(Structured figure records)
+ + + +

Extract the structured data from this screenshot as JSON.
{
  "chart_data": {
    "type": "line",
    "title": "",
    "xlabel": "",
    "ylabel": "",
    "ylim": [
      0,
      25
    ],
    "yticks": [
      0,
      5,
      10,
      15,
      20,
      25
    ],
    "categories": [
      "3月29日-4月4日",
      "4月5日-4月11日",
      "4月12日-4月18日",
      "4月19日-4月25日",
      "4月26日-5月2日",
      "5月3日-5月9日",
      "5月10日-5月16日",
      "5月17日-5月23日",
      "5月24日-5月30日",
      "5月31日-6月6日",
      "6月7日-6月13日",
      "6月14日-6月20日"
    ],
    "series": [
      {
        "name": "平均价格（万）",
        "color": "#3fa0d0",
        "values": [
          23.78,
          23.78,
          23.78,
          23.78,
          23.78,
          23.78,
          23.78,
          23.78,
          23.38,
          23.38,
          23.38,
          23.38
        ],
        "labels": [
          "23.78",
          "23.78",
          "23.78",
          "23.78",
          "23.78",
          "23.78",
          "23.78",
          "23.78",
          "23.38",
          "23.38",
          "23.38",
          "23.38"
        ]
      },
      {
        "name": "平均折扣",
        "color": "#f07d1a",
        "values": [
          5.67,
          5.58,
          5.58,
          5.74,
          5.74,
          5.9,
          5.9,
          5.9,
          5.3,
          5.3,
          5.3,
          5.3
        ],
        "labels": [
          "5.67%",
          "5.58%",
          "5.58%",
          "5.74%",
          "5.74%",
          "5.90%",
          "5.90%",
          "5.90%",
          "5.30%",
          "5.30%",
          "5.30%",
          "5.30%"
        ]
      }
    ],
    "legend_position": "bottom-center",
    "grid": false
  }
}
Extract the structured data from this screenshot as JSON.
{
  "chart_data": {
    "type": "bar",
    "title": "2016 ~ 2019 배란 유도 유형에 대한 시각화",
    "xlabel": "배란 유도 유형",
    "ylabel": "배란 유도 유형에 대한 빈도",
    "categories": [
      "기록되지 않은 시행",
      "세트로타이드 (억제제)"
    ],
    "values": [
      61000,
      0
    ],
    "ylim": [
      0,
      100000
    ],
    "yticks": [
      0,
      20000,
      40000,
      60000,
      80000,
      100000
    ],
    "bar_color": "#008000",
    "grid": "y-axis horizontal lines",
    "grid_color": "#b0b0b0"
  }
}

+ + + +

# Problem
Your task is to extract all of the records exactly.

# Result
Extract the structured data from this screenshot as JSON.
{
  "chart_data": {
    "type": "line",
    "title": "",
    "xlabel": "",
    "ylabel": "",
    "ylim": [
      0,
      25
    ],
    "yticks": [
      0,
      5,
      10,
      15,
      20,
      25
    ],
    "categories": [
      "3月29日-4月4日",
      "4月5日-4月11日",
      "4月12日-4月18日",
      "4月19日-4月25日",
      "4月26日-5月2日",
      "5月3日-5月9日",
      "5月10日-5月16日",
      "5月17日-5月23日",
      "5月24日-5月30日",
      "5月31日-6月6日",
      "6月7日-6月13日",
      "6月14日-6月20日"
    ],
    "series": [
      {
        "name": "平均价格（万）",
        "color": "#3fa0d0",
        "values": [
          23.78,
          23.78,
          23.78,
          23.78,
          23.78,
          23.78,
          23.78,
          23.78,
          23.38,
          23.38,
          23.38,
          23.38
        ],
        "labels": [
          "23.78",
          "23.78",
          "23.78",
          "23.78",
          "23.78",
          "23.78",
          "23.78",
          "23.78",
          "23.38",
          "23.38",
          "23.38",
          "23.38"
        ]
      },
      {
        "name": "平均折扣",
        "color": "#f07d1a",
        "values": [
          5.67,
          5.58,
          5.58,
          5.74,
          5.74,
          5.9,
          5.9,
          5.9,
          5.3,
          5.3,
          5.3,
          5.3
        ],
        "labels": [
          "5.67%",
          "5.58%",
          "5.58%",
          "5.74%",
          "5.74%",
          "5.90%",
          "5.90%",
          "5.90%",
          "5.30%",
          "5.30%",
          "5.30%",
          "5.30%"
        ]
      }
    ],
    "legend_position": "bottom-center",
    "grid": false
  }
}
Extract the structured data from this screenshot as JSON.
{
  "chart_data": {
    "type": "bar",
    "title": "2016 ~ 2019 배란 유도 유형에 대한 시각화",
    "xlabel": "배란 유도 유형",
    "ylabel": "배란 유도 유형에 대한 빈도",
    "categories": [
      "기록되지 않은 시행",
      "세트로타이드 (억제제)"
    ],
    "values": [
      61000,
      0
    ],
    "ylim": [
      0,
      100000
    ],
    "yticks": [
      0,
      20000,
      40000,
      60000,
      80000,
      100000
    ],
    "bar_color": "#008000",
    "grid": "y-axis horizontal lines",
    "grid_color": "#b0b0b0"
  }
}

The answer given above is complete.